--- Input material ---
------------------------------------------------
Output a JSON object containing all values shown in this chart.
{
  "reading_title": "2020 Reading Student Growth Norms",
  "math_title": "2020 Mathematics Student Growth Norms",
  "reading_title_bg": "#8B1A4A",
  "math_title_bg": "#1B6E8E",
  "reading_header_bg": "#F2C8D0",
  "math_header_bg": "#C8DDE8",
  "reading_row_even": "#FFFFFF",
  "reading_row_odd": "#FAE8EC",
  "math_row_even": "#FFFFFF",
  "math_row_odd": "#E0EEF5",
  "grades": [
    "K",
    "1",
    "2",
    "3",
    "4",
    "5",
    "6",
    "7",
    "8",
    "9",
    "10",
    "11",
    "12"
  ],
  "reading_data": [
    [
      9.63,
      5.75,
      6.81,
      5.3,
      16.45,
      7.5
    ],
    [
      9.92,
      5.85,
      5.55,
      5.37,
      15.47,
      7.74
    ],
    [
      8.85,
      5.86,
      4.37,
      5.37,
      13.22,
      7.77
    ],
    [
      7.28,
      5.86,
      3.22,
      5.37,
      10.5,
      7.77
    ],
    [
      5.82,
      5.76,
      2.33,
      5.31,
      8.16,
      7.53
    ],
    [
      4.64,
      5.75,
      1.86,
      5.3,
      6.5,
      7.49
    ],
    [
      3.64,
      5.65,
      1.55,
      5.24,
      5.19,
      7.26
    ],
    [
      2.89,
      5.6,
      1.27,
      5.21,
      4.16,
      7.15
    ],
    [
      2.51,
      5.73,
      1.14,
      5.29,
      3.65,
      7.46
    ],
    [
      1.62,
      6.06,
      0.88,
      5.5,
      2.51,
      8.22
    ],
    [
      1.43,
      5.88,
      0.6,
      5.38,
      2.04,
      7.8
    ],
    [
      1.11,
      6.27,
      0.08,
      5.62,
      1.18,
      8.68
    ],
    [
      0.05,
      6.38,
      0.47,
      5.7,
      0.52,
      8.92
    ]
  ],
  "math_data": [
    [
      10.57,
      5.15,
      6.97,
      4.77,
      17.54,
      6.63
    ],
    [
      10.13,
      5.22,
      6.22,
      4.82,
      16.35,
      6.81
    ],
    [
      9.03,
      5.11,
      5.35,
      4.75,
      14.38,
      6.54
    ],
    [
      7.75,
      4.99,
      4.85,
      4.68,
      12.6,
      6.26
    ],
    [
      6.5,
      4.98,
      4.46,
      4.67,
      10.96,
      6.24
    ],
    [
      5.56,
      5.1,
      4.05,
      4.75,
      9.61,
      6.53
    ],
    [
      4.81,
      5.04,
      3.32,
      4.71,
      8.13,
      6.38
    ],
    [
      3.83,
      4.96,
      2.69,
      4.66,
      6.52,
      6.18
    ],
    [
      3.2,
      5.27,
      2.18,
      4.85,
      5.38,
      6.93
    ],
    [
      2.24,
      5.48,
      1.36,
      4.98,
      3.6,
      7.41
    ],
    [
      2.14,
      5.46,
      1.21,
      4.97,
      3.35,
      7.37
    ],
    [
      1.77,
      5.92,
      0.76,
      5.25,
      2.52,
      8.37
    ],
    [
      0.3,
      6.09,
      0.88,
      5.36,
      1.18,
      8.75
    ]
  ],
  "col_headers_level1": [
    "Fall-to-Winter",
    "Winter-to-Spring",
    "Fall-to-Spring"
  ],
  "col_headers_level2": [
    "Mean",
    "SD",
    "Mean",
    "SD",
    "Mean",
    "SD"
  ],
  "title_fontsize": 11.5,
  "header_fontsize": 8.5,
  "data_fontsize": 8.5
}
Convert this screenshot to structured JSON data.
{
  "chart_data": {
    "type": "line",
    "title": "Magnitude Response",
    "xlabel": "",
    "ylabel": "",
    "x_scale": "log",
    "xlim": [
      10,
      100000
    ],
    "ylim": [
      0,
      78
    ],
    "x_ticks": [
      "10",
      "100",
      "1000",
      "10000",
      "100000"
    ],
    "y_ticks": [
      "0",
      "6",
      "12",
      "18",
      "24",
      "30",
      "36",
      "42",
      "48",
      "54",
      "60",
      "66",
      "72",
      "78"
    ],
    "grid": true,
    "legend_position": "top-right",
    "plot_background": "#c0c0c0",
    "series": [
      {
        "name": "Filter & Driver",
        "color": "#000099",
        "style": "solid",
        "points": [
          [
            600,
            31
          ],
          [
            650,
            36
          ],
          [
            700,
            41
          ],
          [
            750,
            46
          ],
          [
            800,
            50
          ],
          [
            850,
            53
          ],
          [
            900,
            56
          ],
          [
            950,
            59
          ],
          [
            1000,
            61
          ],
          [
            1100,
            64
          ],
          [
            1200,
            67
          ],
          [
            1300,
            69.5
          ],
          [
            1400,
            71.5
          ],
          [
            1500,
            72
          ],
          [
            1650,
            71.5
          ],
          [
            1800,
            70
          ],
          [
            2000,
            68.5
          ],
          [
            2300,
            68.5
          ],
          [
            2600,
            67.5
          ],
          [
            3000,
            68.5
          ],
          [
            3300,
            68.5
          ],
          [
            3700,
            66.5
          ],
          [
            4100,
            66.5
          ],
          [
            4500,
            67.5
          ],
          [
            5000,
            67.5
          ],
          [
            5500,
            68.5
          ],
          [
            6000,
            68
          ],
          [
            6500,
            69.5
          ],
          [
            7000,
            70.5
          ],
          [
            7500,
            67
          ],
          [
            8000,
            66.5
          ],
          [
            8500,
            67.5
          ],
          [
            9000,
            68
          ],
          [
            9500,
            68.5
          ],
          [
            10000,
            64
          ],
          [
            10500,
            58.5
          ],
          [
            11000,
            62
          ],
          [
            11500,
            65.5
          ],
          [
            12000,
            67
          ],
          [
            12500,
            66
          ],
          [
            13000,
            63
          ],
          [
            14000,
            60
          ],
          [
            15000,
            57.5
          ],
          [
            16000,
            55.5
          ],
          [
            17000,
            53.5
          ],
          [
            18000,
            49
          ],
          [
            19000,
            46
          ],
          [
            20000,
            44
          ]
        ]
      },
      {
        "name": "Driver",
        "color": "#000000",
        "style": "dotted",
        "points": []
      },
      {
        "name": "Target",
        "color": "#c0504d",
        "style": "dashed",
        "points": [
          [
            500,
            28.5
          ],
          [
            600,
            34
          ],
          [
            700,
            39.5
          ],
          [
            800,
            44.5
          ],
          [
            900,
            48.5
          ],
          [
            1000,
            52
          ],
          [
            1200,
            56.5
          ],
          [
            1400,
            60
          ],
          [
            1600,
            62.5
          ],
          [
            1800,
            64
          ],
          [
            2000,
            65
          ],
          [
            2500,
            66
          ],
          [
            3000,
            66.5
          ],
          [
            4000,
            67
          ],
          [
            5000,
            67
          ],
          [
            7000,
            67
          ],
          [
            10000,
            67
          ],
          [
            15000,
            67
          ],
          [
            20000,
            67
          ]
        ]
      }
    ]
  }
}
------------------------------------------------
--- Task description ---
Copy all lines from the entries that contain the word "Norms".

--- Task answer ---
  "reading_title": "2020 Reading Student Growth Norms",
  "math_title": "2020 Mathematics Student Growth Norms",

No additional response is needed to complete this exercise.